Objective: Make an exact copy of all the material below, apart from the pictures.

-- start Exercise data --

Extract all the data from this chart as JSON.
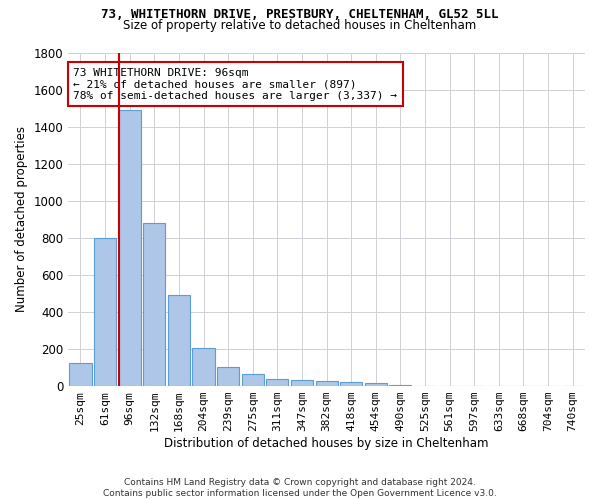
{
  "title_line1": "73, WHITETHORN DRIVE, PRESTBURY, CHELTENHAM, GL52 5LL",
  "title_line2": "Size of property relative to detached houses in Cheltenham",
  "xlabel": "Distribution of detached houses by size in Cheltenham",
  "ylabel": "Number of detached properties",
  "footer_line1": "Contains HM Land Registry data © Crown copyright and database right 2024.",
  "footer_line2": "Contains public sector information licensed under the Open Government Licence v3.0.",
  "categories": [
    "25sqm",
    "61sqm",
    "96sqm",
    "132sqm",
    "168sqm",
    "204sqm",
    "239sqm",
    "275sqm",
    "311sqm",
    "347sqm",
    "382sqm",
    "418sqm",
    "454sqm",
    "490sqm",
    "525sqm",
    "561sqm",
    "597sqm",
    "633sqm",
    "668sqm",
    "704sqm",
    "740sqm"
  ],
  "values": [
    125,
    800,
    1490,
    880,
    490,
    205,
    103,
    65,
    40,
    35,
    30,
    22,
    15,
    5,
    3,
    2,
    2,
    1,
    1,
    1,
    0
  ],
  "bar_color": "#aec6e8",
  "bar_edge_color": "#5a9fd4",
  "vline_color": "#cc0000",
  "annotation_text": "73 WHITETHORN DRIVE: 96sqm\n← 21% of detached houses are smaller (897)\n78% of semi-detached houses are larger (3,337) →",
  "annotation_box_color": "#cc0000",
  "ylim": [
    0,
    1800
  ],
  "yticks": [
    0,
    200,
    400,
    600,
    800,
    1000,
    1200,
    1400,
    1600,
    1800
  ],
  "background_color": "#ffffff",
  "grid_color": "#d0d0d8"
}
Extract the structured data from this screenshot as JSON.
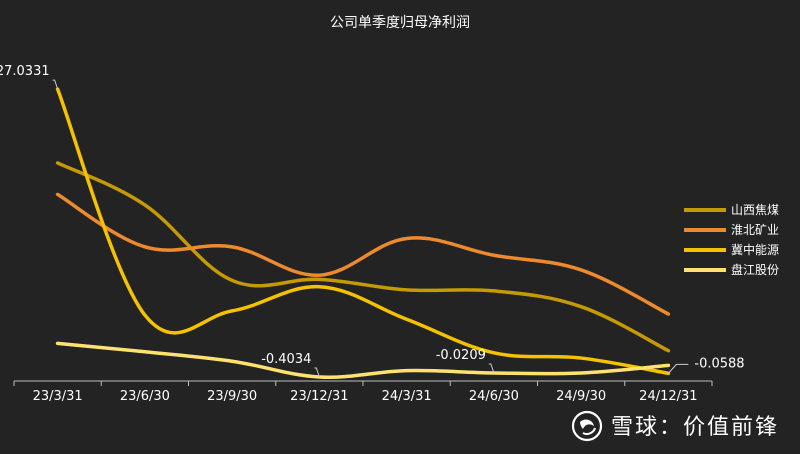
{
  "chart_data": {
    "type": "line",
    "title": "公司单季度归母净利润",
    "categories": [
      "23/3/31",
      "23/6/30",
      "23/9/30",
      "23/12/31",
      "24/3/31",
      "24/6/30",
      "24/9/30",
      "24/12/31"
    ],
    "series": [
      {
        "name": "山西焦煤",
        "color": "#c49a06",
        "values": [
          20.0,
          16.0,
          8.8,
          8.9,
          7.9,
          7.8,
          6.3,
          2.1
        ]
      },
      {
        "name": "淮北矿业",
        "color": "#ee8a2e",
        "values": [
          17.0,
          12.0,
          12.0,
          9.3,
          12.8,
          11.2,
          9.8,
          5.6
        ]
      },
      {
        "name": "冀中能源",
        "color": "#f4c200",
        "values": [
          27.0331,
          5.5,
          5.9,
          8.2,
          5.1,
          1.9,
          1.4,
          -0.0588
        ]
      },
      {
        "name": "盘江股份",
        "color": "#fde36e",
        "values": [
          2.8,
          2.0,
          1.1,
          -0.4034,
          0.2,
          -0.0209,
          -0.0209,
          0.7
        ]
      }
    ],
    "annotations": [
      {
        "text": "27.0331",
        "series": "冀中能源",
        "index": 0
      },
      {
        "text": "-0.4034",
        "series": "盘江股份",
        "index": 3
      },
      {
        "text": "-0.0209",
        "series": "盘江股份",
        "index": 5
      },
      {
        "text": "-0.0588",
        "series": "冀中能源",
        "index": 7
      }
    ],
    "ylim": [
      -0.5,
      28
    ],
    "grid": false,
    "legend": "right"
  },
  "watermark": "雪球：价值前锋"
}
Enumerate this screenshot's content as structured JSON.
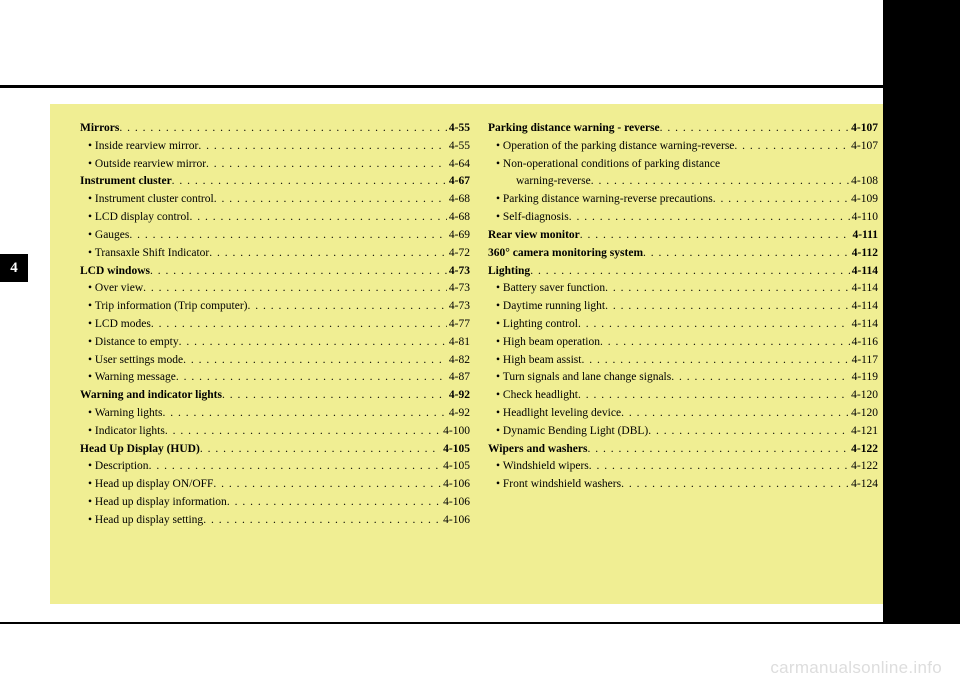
{
  "chapter_tab": "4",
  "watermark": "carmanualsonline.info",
  "columns": {
    "left": [
      {
        "label": "Mirrors",
        "page": "4-55",
        "bold": true
      },
      {
        "label": "• Inside rearview mirror",
        "page": "4-55",
        "sub": 1
      },
      {
        "label": "• Outside rearview mirror",
        "page": "4-64",
        "sub": 1
      },
      {
        "label": "Instrument cluster",
        "page": "4-67",
        "bold": true
      },
      {
        "label": "• Instrument cluster control",
        "page": "4-68",
        "sub": 1
      },
      {
        "label": "• LCD display control",
        "page": "4-68",
        "sub": 1
      },
      {
        "label": "• Gauges",
        "page": "4-69",
        "sub": 1
      },
      {
        "label": "• Transaxle Shift Indicator",
        "page": "4-72",
        "sub": 1
      },
      {
        "label": "LCD windows",
        "page": "4-73",
        "bold": true
      },
      {
        "label": "• Over view",
        "page": "4-73",
        "sub": 1
      },
      {
        "label": "• Trip information (Trip computer)",
        "page": "4-73",
        "sub": 1
      },
      {
        "label": "• LCD modes",
        "page": "4-77",
        "sub": 1
      },
      {
        "label": "• Distance to empty",
        "page": "4-81",
        "sub": 1
      },
      {
        "label": "• User settings mode",
        "page": "4-82",
        "sub": 1
      },
      {
        "label": "• Warning message",
        "page": "4-87",
        "sub": 1
      },
      {
        "label": "Warning and indicator lights",
        "page": "4-92",
        "bold": true
      },
      {
        "label": "• Warning lights",
        "page": "4-92",
        "sub": 1
      },
      {
        "label": "• Indicator lights",
        "page": "4-100",
        "sub": 1
      },
      {
        "label": "Head Up Display (HUD)",
        "page": "4-105",
        "bold": true
      },
      {
        "label": "• Description",
        "page": "4-105",
        "sub": 1
      },
      {
        "label": "• Head up display ON/OFF",
        "page": "4-106",
        "sub": 1
      },
      {
        "label": "• Head up display information",
        "page": "4-106",
        "sub": 1
      },
      {
        "label": "• Head up display setting",
        "page": "4-106",
        "sub": 1
      }
    ],
    "right": [
      {
        "label": "Parking distance warning - reverse",
        "page": "4-107",
        "bold": true
      },
      {
        "label": "• Operation of the parking distance warning-reverse",
        "page": "4-107",
        "sub": 1
      },
      {
        "label": "• Non-operational conditions of parking distance",
        "page": "",
        "sub": 1,
        "nodots": true
      },
      {
        "label": "warning-reverse",
        "page": "4-108",
        "sub": 2
      },
      {
        "label": "• Parking distance warning-reverse precautions",
        "page": "4-109",
        "sub": 1
      },
      {
        "label": "• Self-diagnosis",
        "page": "4-110",
        "sub": 1
      },
      {
        "label": "Rear view monitor",
        "page": "4-111",
        "bold": true
      },
      {
        "label": "360° camera monitoring system",
        "page": "4-112",
        "bold": true
      },
      {
        "label": "Lighting",
        "page": "4-114",
        "bold": true
      },
      {
        "label": "• Battery saver function",
        "page": "4-114",
        "sub": 1
      },
      {
        "label": "• Daytime running light",
        "page": "4-114",
        "sub": 1
      },
      {
        "label": "• Lighting control",
        "page": "4-114",
        "sub": 1
      },
      {
        "label": "• High beam operation",
        "page": "4-116",
        "sub": 1
      },
      {
        "label": "• High beam assist",
        "page": "4-117",
        "sub": 1
      },
      {
        "label": "• Turn signals and lane change signals",
        "page": "4-119",
        "sub": 1
      },
      {
        "label": "• Check headlight",
        "page": "4-120",
        "sub": 1
      },
      {
        "label": "• Headlight leveling device",
        "page": "4-120",
        "sub": 1
      },
      {
        "label": "• Dynamic Bending Light (DBL)",
        "page": "4-121",
        "sub": 1
      },
      {
        "label": "Wipers and washers",
        "page": "4-122",
        "bold": true
      },
      {
        "label": "• Windshield wipers",
        "page": "4-122",
        "sub": 1
      },
      {
        "label": "• Front windshield washers",
        "page": "4-124",
        "sub": 1
      }
    ]
  }
}
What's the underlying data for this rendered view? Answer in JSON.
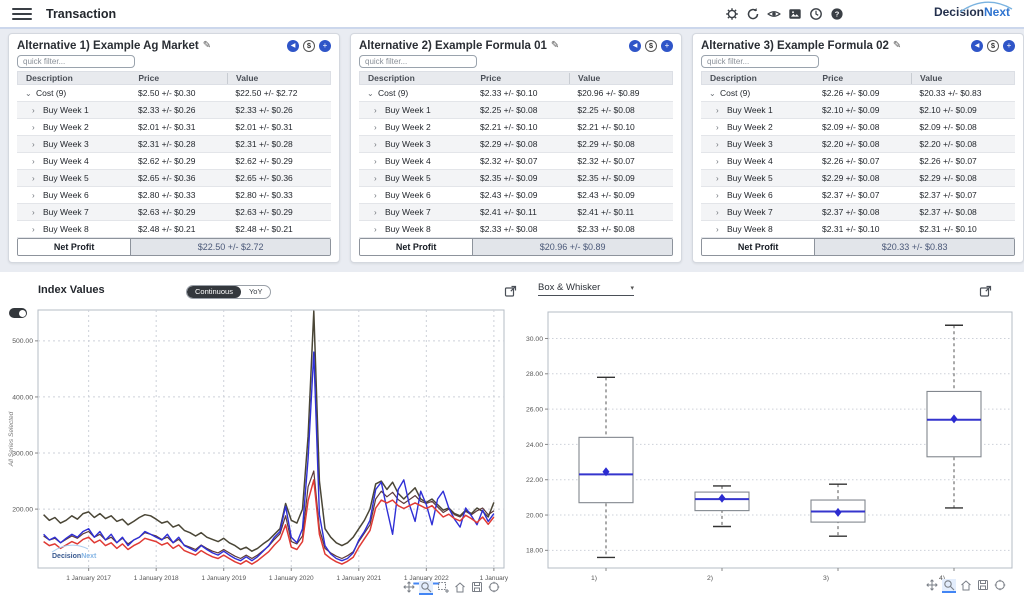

-- end Exercise data --

Written solution:
Extract all the data from this chart as JSON.
{
  "title_line1": "73, WHITETHORN DRIVE, PRESTBURY, CHELTENHAM, GL52 5LL",
  "title_line2": "Size of property relative to detached houses in Cheltenham",
  "xlabel": "Distribution of detached houses by size in Cheltenham",
  "ylabel": "Number of detached properties",
  "footer_line1": "Contains HM Land Registry data © Crown copyright and database right 2024.",
  "footer_line2": "Contains public sector information licensed under the Open Government Licence v3.0.",
  "categories": [
    "25sqm",
    "61sqm",
    "96sqm",
    "132sqm",
    "168sqm",
    "204sqm",
    "239sqm",
    "275sqm",
    "311sqm",
    "347sqm",
    "382sqm",
    "418sqm",
    "454sqm",
    "490sqm",
    "525sqm",
    "561sqm",
    "597sqm",
    "633sqm",
    "668sqm",
    "704sqm",
    "740sqm"
  ],
  "values": [
    125,
    800,
    1490,
    880,
    490,
    205,
    103,
    65,
    40,
    35,
    30,
    22,
    15,
    5,
    3,
    2,
    2,
    1,
    1,
    1,
    0
  ],
  "bar_color": "#aec6e8",
  "bar_edge_color": "#5a9fd4",
  "vline_color": "#cc0000",
  "annotation_text": "73 WHITETHORN DRIVE: 96sqm\n← 21% of detached houses are smaller (897)\n78% of semi-detached houses are larger (3,337) →",
  "annotation_box_color": "#cc0000",
  "ylim": [
    0,
    1800
  ],
  "yticks": [
    0,
    200,
    400,
    600,
    800,
    1000,
    1200,
    1400,
    1600,
    1800
  ],
  "background_color": "#ffffff",
  "grid_color": "#d0d0d8"
}
Extract the structured data from this screenshot as JSON.
{
  "chart_data": {
    "type": "line",
    "title": "公司单季度归母净利润",
    "categories": [
      "23/3/31",
      "23/6/30",
      "23/9/30",
      "23/12/31",
      "24/3/31",
      "24/6/30",
      "24/9/30",
      "24/12/31"
    ],
    "series": [
      {
        "name": "山西焦煤",
        "color": "#c49a06",
        "values": [
          20.0,
          16.0,
          8.8,
          8.9,
          7.9,
          7.8,
          6.3,
          2.1
        ]
      },
      {
        "name": "淮北矿业",
        "color": "#ee8a2e",
        "values": [
          17.0,
          12.0,
          12.0,
          9.3,
          12.8,
          11.2,
          9.8,
          5.6
        ]
      },
      {
        "name": "冀中能源",
        "color": "#f4c200",
        "values": [
          27.0331,
          5.5,
          5.9,
          8.2,
          5.1,
          1.9,
          1.4,
          -0.0588
        ]
      },
      {
        "name": "盘江股份",
        "color": "#fde36e",
        "values": [
          2.8,
          2.0,
          1.1,
          -0.4034,
          0.2,
          -0.0209,
          -0.0209,
          0.7
        ]
      }
    ],
    "annotations": [
      {
        "text": "27.0331",
        "series": "冀中能源",
        "index": 0
      },
      {
        "text": "-0.4034",
        "series": "盘江股份",
        "index": 3
      },
      {
        "text": "-0.0209",
        "series": "盘江股份",
        "index": 5
      },
      {
        "text": "-0.0588",
        "series": "冀中能源",
        "index": 7
      }
    ],
    "ylim": [
      -0.5,
      28
    ],
    "grid": false,
    "legend": "right"
  },
  "watermark": "雪球：价值前锋"
}
Enumerate this screenshot's content as structured JSON.
{
  "chapter_tab": "4",
  "watermark": "carmanualsonline.info",
  "columns": {
    "left": [
      {
        "label": "Mirrors",
        "page": "4-55",
        "bold": true
      },
      {
        "label": "• Inside rearview mirror",
        "page": "4-55",
        "sub": 1
      },
      {
        "label": "• Outside rearview mirror",
        "page": "4-64",
        "sub": 1
      },
      {
        "label": "Instrument cluster",
        "page": "4-67",
        "bold": true
      },
      {
        "label": "• Instrument cluster control",
        "page": "4-68",
        "sub": 1
      },
      {
        "label": "• LCD display control",
        "page": "4-68",
        "sub": 1
      },
      {
        "label": "• Gauges",
        "page": "4-69",
        "sub": 1
      },
      {
        "label": "• Transaxle Shift Indicator",
        "page": "4-72",
        "sub": 1
      },
      {
        "label": "LCD windows",
        "page": "4-73",
        "bold": true
      },
      {
        "label": "• Over view",
        "page": "4-73",
        "sub": 1
      },
      {
        "label": "• Trip information (Trip computer)",
        "page": "4-73",
        "sub": 1
      },
      {
        "label": "• LCD modes",
        "page": "4-77",
        "sub": 1
      },
      {
        "label": "• Distance to empty",
        "page": "4-81",
        "sub": 1
      },
      {
        "label": "• User settings mode",
        "page": "4-82",
        "sub": 1
      },
      {
        "label": "• Warning message",
        "page": "4-87",
        "sub": 1
      },
      {
        "label": "Warning and indicator lights",
        "page": "4-92",
        "bold": true
      },
      {
        "label": "• Warning lights",
        "page": "4-92",
        "sub": 1
      },
      {
        "label": "• Indicator lights",
        "page": "4-100",
        "sub": 1
      },
      {
        "label": "Head Up Display (HUD)",
        "page": "4-105",
        "bold": true
      },
      {
        "label": "• Description",
        "page": "4-105",
        "sub": 1
      },
      {
        "label": "• Head up display ON/OFF",
        "page": "4-106",
        "sub": 1
      },
      {
        "label": "• Head up display information",
        "page": "4-106",
        "sub": 1
      },
      {
        "label": "• Head up display setting",
        "page": "4-106",
        "sub": 1
      }
    ],
    "right": [
      {
        "label": "Parking distance warning - reverse",
        "page": "4-107",
        "bold": true
      },
      {
        "label": "• Operation of the parking distance warning-reverse",
        "page": "4-107",
        "sub": 1
      },
      {
        "label": "• Non-operational conditions of parking distance",
        "page": "",
        "sub": 1,
        "nodots": true
      },
      {
        "label": "warning-reverse",
        "page": "4-108",
        "sub": 2
      },
      {
        "label": "• Parking distance warning-reverse precautions",
        "page": "4-109",
        "sub": 1
      },
      {
        "label": "• Self-diagnosis",
        "page": "4-110",
        "sub": 1
      },
      {
        "label": "Rear view monitor",
        "page": "4-111",
        "bold": true
      },
      {
        "label": "360° camera monitoring system",
        "page": "4-112",
        "bold": true
      },
      {
        "label": "Lighting",
        "page": "4-114",
        "bold": true
      },
      {
        "label": "• Battery saver function",
        "page": "4-114",
        "sub": 1
      },
      {
        "label": "• Daytime running light",
        "page": "4-114",
        "sub": 1
      },
      {
        "label": "• Lighting control",
        "page": "4-114",
        "sub": 1
      },
      {
        "label": "• High beam operation",
        "page": "4-116",
        "sub": 1
      },
      {
        "label": "• High beam assist",
        "page": "4-117",
        "sub": 1
      },
      {
        "label": "• Turn signals and lane change signals",
        "page": "4-119",
        "sub": 1
      },
      {
        "label": "• Check headlight",
        "page": "4-120",
        "sub": 1
      },
      {
        "label": "• Headlight leveling device",
        "page": "4-120",
        "sub": 1
      },
      {
        "label": "• Dynamic Bending Light (DBL)",
        "page": "4-121",
        "sub": 1
      },
      {
        "label": "Wipers and washers",
        "page": "4-122",
        "bold": true
      },
      {
        "label": "• Windshield wipers",
        "page": "4-122",
        "sub": 1
      },
      {
        "label": "• Front windshield washers",
        "page": "4-124",
        "sub": 1
      }
    ]
  }
}
What's the underlying data for this rendered view? Answer in JSON.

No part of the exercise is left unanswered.